:: WRITTEN TASK ::
Go through the listing below and list every line with "带答案解析".

++++ PROVIDED RECORDS

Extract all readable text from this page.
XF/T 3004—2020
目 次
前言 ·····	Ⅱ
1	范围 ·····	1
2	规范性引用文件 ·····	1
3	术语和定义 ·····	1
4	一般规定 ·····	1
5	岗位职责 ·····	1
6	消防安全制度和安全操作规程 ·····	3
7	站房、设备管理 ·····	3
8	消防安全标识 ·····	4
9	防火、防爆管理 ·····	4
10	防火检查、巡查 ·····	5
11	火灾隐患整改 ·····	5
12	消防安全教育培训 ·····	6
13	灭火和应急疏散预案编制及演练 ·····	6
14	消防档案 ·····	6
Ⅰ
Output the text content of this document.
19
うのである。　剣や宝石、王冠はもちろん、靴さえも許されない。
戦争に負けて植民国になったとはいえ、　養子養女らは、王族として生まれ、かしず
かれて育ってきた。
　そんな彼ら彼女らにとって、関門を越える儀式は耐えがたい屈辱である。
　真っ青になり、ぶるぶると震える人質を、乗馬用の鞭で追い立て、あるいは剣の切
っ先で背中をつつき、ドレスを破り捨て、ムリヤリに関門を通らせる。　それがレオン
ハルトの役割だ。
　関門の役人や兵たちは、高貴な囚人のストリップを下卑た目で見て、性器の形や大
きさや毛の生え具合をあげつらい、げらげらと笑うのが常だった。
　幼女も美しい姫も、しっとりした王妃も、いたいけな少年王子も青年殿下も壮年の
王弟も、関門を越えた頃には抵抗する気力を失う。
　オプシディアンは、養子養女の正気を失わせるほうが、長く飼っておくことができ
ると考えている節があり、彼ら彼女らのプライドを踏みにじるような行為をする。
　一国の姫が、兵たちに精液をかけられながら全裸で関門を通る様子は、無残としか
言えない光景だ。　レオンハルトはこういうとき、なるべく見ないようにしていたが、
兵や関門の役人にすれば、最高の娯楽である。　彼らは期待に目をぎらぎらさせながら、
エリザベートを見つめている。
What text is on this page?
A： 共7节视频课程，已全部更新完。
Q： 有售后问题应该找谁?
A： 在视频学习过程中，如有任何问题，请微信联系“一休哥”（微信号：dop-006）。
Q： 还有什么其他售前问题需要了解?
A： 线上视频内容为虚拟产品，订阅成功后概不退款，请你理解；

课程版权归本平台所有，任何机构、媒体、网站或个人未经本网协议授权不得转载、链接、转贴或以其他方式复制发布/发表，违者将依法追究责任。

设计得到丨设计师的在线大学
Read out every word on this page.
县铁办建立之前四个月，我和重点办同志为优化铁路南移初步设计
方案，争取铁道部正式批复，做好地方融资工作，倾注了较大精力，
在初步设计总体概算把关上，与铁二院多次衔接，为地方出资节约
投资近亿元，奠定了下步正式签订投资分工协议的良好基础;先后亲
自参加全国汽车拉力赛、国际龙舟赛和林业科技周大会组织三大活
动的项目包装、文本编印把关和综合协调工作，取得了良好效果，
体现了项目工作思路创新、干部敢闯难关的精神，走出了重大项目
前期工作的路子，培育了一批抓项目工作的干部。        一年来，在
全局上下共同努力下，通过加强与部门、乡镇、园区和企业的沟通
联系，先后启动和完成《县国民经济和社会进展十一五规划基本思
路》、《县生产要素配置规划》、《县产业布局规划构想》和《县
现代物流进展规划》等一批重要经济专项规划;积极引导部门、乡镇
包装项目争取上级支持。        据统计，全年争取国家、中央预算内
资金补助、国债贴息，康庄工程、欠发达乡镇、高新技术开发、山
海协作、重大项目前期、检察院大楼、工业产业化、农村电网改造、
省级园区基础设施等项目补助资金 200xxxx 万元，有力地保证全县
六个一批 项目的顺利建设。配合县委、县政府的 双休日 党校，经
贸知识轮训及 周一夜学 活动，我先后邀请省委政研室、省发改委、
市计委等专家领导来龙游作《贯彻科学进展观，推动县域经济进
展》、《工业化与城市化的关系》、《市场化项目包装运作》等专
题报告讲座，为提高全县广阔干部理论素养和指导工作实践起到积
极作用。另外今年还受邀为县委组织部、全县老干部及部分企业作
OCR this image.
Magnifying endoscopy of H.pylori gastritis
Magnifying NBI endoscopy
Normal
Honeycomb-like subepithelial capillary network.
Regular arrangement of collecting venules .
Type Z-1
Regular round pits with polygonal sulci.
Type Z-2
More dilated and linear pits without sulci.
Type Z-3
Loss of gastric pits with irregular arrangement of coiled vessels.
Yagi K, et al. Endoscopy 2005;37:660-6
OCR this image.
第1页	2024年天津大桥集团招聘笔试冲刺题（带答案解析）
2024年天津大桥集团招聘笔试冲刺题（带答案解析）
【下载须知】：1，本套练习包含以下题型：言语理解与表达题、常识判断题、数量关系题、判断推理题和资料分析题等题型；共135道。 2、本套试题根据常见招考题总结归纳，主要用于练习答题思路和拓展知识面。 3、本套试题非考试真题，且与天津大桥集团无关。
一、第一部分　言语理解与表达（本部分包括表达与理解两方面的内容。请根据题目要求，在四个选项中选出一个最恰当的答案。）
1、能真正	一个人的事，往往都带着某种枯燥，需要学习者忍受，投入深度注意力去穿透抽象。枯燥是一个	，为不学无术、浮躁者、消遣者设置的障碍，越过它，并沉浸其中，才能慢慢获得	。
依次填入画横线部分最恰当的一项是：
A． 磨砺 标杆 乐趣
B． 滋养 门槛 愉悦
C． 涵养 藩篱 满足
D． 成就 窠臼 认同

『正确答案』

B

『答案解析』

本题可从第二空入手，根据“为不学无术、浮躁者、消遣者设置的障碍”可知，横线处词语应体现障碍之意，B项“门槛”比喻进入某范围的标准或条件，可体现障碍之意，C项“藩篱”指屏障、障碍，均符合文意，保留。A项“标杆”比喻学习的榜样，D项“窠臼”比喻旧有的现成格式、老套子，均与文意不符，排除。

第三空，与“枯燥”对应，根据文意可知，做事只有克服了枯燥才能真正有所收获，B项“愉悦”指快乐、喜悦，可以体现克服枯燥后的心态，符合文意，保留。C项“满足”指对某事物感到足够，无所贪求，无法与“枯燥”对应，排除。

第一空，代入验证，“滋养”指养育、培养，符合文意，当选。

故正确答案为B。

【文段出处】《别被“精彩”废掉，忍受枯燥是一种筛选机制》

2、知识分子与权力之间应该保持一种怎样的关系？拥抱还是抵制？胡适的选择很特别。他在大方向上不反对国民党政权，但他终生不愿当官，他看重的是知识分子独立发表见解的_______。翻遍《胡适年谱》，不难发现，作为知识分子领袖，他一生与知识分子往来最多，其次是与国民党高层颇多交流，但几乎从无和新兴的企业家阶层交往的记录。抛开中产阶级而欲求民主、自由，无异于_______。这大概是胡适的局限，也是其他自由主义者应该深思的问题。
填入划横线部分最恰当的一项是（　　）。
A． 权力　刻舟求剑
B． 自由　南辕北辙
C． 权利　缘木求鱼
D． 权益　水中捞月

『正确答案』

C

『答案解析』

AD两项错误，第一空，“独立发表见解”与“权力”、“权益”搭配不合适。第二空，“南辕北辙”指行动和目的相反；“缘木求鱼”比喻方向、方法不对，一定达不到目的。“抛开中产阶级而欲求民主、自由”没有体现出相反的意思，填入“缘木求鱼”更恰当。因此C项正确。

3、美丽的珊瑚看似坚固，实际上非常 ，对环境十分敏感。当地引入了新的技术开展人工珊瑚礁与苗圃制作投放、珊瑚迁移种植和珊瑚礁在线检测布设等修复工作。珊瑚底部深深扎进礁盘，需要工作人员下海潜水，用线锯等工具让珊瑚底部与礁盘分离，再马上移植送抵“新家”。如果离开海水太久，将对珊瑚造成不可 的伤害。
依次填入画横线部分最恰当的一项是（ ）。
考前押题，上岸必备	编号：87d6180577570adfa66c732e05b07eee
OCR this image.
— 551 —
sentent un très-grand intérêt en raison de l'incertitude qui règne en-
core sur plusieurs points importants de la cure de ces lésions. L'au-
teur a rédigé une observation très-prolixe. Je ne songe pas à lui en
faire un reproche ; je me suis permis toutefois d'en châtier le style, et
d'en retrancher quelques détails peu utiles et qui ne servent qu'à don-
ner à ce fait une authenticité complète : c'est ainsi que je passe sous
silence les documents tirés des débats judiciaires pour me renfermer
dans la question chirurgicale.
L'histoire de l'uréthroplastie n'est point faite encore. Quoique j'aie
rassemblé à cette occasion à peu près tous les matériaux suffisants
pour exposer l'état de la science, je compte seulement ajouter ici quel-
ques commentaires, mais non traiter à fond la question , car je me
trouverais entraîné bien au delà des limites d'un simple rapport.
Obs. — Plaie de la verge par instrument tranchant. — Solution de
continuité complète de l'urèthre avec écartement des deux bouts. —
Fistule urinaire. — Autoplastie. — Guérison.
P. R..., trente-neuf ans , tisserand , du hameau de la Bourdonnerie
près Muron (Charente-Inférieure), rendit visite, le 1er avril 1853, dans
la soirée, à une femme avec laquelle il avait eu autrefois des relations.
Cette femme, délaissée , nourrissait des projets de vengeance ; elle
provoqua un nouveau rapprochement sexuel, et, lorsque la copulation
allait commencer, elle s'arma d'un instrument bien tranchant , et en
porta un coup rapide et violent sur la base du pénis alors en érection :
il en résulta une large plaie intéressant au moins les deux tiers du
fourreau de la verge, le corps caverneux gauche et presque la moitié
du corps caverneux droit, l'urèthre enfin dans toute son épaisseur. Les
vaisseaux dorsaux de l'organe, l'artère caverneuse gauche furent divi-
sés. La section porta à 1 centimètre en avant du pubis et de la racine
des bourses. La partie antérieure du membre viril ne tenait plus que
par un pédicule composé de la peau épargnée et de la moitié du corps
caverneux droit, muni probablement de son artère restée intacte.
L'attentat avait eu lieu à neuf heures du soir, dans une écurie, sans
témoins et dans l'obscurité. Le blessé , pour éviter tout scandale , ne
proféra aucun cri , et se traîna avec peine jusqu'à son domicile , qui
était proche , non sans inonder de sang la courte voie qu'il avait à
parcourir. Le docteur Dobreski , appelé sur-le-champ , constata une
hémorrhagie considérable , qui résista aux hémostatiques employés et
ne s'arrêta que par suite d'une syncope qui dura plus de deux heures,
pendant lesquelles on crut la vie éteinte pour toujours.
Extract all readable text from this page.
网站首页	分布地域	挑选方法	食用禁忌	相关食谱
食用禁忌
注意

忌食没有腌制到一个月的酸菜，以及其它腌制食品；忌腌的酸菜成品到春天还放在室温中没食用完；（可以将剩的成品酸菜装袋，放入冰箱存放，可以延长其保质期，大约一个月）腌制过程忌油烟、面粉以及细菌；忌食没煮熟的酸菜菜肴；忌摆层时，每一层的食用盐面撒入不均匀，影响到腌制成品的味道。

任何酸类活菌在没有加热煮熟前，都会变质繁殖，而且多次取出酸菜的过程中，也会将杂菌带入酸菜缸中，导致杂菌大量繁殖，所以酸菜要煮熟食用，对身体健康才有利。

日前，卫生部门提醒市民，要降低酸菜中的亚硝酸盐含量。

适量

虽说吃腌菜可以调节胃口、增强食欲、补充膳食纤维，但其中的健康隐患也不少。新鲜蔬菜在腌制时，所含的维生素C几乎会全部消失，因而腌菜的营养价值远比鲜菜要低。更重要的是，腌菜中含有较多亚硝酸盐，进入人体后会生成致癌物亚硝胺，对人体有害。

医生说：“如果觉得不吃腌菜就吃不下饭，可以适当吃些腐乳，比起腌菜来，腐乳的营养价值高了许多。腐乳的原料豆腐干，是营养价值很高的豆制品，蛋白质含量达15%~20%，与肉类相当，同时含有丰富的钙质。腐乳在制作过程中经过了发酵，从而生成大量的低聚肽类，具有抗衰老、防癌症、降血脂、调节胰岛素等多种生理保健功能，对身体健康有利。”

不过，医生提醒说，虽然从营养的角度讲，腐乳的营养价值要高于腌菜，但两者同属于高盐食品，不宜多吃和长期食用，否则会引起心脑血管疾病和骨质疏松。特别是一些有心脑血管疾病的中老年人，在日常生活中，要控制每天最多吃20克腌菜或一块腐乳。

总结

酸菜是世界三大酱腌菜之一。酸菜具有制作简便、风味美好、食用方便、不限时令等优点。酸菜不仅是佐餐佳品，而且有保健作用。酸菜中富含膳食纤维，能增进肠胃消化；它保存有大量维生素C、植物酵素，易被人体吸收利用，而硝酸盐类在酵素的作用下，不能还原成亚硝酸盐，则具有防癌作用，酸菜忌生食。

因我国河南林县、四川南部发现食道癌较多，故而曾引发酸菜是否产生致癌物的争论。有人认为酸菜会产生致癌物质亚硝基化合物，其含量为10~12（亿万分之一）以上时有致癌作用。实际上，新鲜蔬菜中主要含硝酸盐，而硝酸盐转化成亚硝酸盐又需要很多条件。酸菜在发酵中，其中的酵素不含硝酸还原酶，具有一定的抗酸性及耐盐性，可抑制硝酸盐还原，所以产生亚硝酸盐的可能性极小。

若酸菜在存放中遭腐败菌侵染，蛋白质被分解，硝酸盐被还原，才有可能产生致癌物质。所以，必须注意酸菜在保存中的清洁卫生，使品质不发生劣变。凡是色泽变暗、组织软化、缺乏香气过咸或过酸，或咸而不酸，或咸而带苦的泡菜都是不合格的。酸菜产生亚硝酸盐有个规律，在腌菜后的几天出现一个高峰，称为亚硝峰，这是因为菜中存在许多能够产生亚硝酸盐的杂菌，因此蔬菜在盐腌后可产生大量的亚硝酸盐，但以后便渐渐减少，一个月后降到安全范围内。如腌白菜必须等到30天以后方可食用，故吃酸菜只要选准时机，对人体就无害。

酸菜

++++++++

:: WRITTEN RESPONSE ::
第1页	2024年天津大桥集团招聘笔试冲刺题（带答案解析）
2024年天津大桥集团招聘笔试冲刺题（带答案解析）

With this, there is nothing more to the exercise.